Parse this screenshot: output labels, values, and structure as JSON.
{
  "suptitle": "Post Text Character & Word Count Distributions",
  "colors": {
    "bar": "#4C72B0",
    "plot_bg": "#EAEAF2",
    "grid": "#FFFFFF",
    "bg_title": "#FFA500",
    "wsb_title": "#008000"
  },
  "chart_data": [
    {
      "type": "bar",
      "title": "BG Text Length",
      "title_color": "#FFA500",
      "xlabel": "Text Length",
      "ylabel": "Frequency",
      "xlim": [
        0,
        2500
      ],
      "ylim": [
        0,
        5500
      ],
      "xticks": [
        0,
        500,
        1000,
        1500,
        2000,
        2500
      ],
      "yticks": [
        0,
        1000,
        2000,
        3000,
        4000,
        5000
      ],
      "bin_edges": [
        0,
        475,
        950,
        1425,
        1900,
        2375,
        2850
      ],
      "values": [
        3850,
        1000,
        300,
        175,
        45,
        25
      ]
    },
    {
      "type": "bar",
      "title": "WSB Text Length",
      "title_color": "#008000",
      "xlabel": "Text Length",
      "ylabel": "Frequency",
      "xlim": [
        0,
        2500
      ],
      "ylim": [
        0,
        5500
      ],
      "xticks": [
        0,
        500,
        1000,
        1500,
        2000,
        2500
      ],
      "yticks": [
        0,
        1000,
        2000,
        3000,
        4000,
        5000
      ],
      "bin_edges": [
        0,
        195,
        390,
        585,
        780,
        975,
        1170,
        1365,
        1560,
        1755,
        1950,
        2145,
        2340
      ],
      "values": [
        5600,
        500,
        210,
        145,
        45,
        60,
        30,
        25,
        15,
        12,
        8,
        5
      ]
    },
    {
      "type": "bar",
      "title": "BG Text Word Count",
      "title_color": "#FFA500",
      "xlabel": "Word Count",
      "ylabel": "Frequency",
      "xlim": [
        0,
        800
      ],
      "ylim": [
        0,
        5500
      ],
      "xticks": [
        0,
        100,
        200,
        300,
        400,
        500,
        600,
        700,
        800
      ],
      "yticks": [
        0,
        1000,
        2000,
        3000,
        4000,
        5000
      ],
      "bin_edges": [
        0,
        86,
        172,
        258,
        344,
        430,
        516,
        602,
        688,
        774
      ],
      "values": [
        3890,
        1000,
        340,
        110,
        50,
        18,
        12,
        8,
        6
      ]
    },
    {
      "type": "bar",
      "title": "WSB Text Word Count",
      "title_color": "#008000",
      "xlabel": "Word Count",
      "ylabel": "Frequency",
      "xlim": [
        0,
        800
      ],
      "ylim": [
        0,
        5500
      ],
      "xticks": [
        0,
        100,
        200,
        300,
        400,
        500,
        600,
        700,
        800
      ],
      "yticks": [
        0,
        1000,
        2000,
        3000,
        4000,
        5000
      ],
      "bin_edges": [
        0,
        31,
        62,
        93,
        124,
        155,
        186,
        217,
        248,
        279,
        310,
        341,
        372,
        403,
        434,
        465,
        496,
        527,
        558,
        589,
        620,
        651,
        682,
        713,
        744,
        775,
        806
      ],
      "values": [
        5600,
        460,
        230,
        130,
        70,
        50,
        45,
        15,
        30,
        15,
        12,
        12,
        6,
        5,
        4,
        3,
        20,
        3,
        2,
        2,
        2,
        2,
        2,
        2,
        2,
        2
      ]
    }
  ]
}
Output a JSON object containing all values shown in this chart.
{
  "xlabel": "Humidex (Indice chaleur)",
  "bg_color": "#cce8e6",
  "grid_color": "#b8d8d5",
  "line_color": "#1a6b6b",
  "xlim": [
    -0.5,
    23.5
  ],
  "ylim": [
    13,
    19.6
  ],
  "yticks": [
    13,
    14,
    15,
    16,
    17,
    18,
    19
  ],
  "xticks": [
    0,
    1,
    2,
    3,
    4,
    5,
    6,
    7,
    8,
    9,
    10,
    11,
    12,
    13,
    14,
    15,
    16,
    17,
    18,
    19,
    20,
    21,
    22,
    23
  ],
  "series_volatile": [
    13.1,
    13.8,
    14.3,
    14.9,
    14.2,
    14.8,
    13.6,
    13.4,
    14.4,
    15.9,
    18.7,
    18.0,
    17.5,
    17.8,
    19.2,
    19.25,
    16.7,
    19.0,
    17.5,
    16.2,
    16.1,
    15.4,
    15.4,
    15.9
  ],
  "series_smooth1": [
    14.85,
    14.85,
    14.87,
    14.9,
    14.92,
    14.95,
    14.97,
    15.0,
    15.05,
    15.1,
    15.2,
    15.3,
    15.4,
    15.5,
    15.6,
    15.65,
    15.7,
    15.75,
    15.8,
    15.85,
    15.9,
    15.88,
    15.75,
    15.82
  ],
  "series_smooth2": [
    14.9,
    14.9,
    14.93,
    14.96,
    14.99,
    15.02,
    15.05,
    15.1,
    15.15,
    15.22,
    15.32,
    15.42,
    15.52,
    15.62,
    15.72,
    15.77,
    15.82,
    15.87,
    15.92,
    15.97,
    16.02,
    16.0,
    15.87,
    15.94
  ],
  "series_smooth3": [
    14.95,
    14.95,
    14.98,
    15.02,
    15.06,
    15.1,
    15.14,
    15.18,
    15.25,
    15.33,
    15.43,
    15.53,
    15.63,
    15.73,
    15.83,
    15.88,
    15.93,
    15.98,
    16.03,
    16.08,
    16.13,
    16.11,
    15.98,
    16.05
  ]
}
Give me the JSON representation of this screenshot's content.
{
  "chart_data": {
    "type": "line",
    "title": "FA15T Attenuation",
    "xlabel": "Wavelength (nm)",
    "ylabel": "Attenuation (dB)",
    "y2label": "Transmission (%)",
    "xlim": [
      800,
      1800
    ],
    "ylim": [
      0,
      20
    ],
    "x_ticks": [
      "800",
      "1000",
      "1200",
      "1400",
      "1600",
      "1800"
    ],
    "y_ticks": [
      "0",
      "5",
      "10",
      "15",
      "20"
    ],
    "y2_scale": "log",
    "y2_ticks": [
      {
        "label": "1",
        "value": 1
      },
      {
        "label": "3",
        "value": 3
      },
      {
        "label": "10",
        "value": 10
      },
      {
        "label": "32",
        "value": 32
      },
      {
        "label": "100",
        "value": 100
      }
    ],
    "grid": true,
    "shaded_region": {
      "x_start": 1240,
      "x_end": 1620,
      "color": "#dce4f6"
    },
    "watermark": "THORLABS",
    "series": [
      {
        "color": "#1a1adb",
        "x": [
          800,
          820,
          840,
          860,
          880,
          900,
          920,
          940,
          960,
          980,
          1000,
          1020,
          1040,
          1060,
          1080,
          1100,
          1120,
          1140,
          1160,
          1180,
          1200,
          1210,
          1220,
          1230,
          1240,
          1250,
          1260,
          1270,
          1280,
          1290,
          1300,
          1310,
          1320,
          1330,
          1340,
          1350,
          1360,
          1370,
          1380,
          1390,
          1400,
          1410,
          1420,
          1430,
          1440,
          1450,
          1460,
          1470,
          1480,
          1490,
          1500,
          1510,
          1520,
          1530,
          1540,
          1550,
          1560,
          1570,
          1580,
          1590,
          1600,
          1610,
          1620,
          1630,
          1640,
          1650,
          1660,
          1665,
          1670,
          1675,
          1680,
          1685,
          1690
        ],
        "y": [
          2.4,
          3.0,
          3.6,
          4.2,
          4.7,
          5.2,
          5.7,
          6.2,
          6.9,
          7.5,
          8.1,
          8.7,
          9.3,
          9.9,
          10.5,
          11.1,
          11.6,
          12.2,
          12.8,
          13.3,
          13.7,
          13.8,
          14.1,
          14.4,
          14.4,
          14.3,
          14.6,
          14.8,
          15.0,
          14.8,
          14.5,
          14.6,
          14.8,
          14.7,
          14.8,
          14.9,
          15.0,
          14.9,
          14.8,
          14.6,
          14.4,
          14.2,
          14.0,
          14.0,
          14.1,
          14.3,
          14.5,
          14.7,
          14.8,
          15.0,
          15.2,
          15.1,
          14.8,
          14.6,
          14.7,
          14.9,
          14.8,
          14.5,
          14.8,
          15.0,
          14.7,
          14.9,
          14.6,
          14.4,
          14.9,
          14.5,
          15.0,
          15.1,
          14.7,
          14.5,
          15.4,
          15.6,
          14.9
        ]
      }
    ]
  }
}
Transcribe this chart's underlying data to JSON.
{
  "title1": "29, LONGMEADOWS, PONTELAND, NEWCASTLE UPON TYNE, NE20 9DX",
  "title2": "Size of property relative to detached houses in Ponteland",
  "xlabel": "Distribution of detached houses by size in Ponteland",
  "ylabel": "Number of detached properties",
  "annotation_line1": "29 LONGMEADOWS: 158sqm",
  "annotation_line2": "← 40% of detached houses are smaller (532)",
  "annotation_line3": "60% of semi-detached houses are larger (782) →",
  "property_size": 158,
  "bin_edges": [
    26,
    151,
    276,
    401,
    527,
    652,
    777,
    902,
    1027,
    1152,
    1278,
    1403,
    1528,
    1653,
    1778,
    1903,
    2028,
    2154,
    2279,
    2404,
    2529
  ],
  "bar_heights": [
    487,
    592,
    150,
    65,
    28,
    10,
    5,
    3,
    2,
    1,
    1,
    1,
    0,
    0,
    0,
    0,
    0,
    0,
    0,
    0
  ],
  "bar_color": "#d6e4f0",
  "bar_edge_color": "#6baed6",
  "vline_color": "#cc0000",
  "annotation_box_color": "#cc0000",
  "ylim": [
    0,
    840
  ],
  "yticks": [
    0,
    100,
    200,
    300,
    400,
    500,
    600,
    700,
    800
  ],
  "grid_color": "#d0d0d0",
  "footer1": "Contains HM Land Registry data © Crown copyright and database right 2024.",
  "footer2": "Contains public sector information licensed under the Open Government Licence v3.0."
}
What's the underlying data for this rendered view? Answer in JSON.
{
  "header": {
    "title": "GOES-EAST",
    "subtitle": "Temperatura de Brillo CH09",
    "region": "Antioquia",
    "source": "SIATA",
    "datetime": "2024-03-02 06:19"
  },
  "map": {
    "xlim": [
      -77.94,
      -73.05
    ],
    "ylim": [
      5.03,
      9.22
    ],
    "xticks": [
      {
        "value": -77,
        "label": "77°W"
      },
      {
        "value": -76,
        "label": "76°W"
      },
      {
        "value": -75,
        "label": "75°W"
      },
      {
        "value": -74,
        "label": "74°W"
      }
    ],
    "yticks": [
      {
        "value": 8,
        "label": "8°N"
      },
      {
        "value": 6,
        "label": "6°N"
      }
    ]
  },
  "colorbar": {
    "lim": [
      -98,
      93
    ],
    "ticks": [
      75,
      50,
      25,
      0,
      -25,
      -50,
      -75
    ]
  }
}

-- What you have to do --
Pick out every line above that holds the word "Contains" and copy it.

-- Result below --
  "footer1": "Contains HM Land Registry data © Crown copyright and database right 2024.",
  "footer2": "Contains public sector information licensed under the Open Government Licence v3.0."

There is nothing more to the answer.